---------- Records for the task ----------

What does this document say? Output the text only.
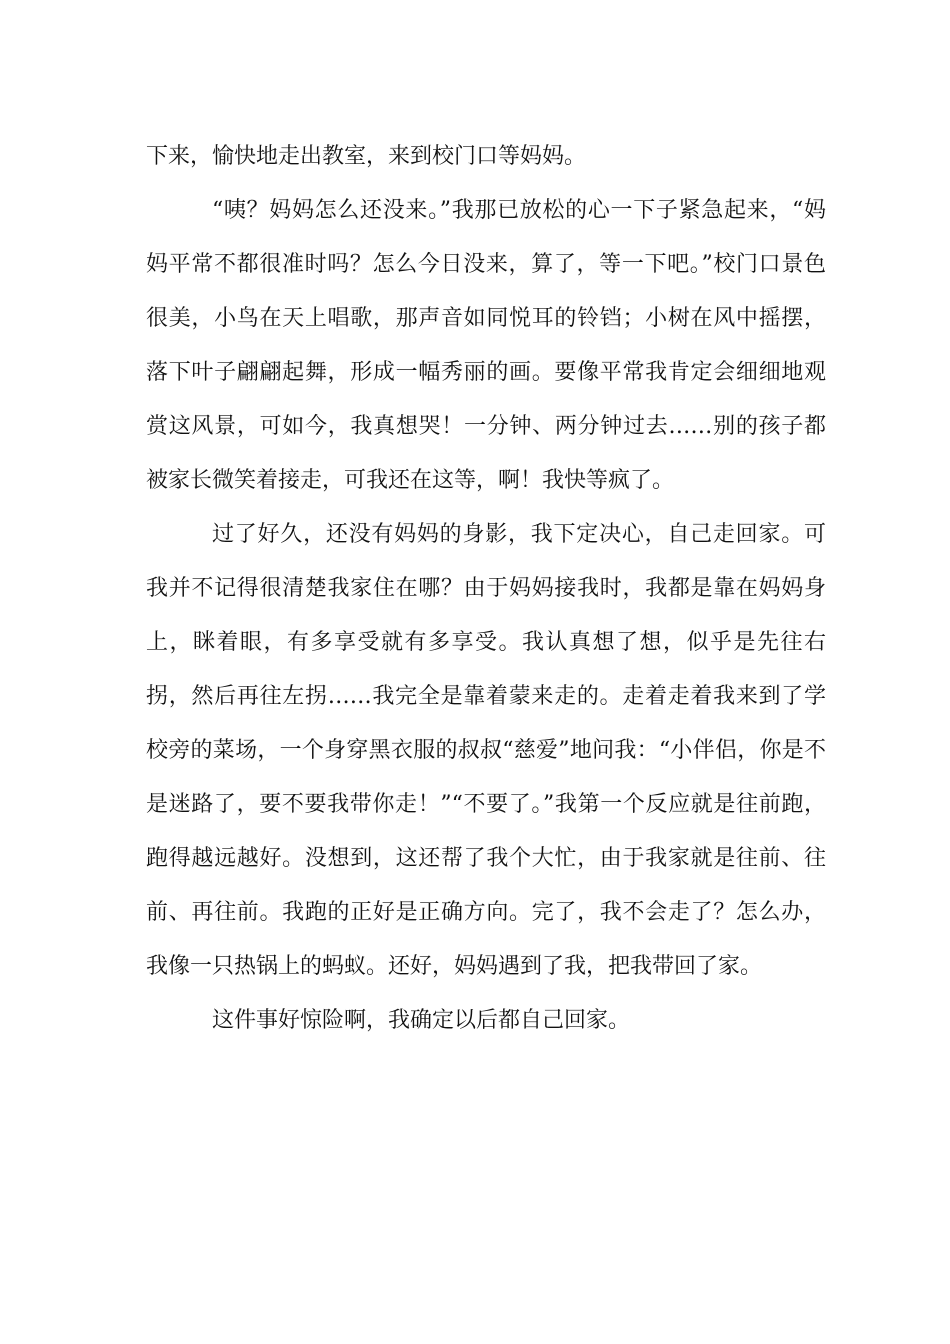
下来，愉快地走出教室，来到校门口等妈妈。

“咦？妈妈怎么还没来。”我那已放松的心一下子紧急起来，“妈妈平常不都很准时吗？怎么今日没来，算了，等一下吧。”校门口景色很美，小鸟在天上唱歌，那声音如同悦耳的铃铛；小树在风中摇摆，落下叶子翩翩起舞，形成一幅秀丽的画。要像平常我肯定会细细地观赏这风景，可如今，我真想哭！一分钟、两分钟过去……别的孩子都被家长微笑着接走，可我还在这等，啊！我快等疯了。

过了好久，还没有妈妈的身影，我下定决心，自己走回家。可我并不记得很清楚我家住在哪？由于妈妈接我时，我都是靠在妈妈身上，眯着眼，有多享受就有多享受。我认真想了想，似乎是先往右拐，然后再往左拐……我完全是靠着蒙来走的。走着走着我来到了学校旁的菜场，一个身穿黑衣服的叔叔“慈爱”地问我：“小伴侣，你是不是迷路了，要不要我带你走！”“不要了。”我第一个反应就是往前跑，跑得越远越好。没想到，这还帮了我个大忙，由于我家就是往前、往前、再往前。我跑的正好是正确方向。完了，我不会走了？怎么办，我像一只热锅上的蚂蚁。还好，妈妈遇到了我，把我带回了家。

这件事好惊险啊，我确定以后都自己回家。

----------
---------- Records for the task ----------

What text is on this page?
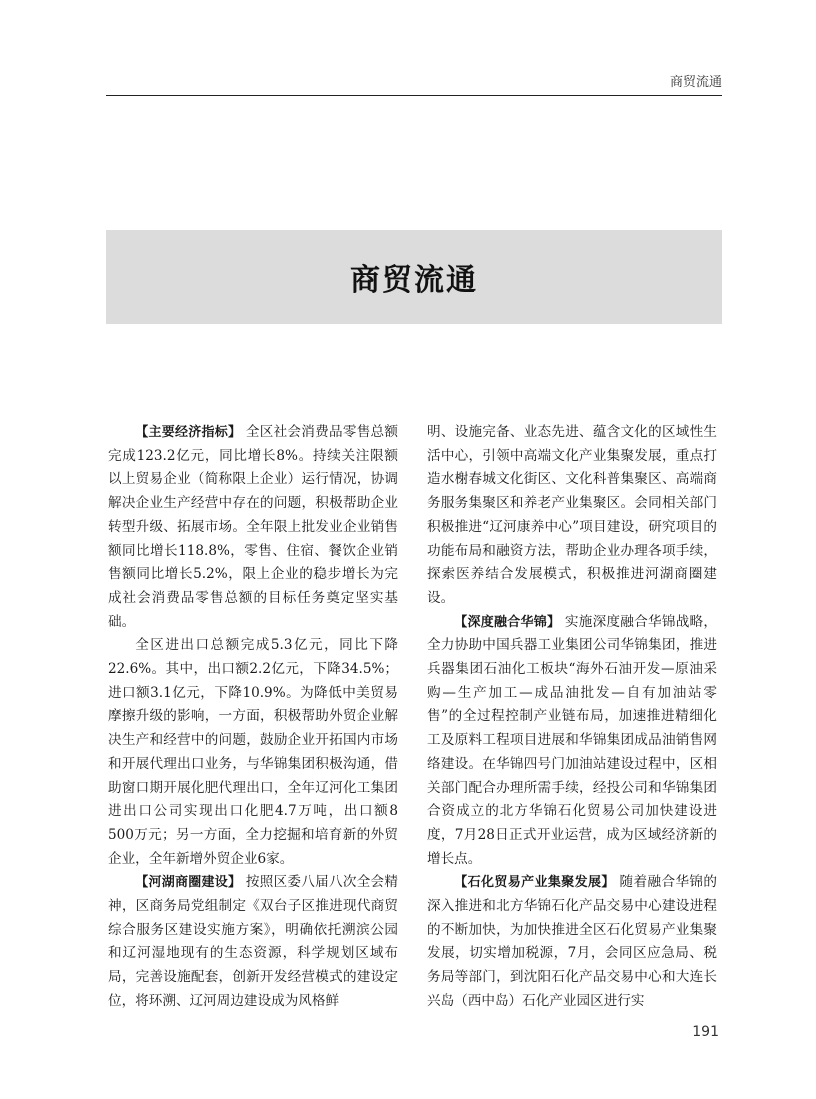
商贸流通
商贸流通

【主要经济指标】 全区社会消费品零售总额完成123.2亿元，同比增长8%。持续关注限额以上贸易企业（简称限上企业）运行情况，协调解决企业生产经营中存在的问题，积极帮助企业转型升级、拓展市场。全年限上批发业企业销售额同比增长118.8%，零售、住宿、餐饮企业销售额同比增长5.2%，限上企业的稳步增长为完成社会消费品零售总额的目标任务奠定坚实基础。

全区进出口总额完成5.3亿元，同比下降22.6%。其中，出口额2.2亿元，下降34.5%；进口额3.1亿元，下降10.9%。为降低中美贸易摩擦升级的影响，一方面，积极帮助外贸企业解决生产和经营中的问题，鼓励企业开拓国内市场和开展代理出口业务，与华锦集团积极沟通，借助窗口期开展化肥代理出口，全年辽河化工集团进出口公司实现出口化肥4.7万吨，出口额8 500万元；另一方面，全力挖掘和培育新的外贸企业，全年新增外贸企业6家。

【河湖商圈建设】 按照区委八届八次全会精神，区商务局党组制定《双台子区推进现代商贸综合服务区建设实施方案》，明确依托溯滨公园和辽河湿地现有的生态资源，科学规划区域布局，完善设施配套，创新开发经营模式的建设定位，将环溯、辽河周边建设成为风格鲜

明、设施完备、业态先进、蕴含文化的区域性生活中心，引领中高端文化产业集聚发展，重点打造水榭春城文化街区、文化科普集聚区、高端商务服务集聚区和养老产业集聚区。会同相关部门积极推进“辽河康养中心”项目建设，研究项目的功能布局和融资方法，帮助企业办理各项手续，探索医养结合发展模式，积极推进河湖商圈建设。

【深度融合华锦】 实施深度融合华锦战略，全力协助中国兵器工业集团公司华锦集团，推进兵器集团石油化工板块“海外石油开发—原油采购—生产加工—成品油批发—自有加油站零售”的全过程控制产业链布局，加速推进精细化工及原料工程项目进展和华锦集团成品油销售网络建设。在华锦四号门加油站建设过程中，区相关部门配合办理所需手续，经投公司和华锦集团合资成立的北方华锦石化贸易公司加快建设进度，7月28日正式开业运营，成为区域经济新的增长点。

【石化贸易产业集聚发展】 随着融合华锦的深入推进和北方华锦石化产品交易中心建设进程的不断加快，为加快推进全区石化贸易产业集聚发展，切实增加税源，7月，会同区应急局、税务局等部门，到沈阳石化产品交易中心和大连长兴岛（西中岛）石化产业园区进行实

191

----------

Required work:
Find the word "What" in the entries, and copy every line it shows up in.

Finished exercise:
What does this document say? Output the text only.
What text is on this page?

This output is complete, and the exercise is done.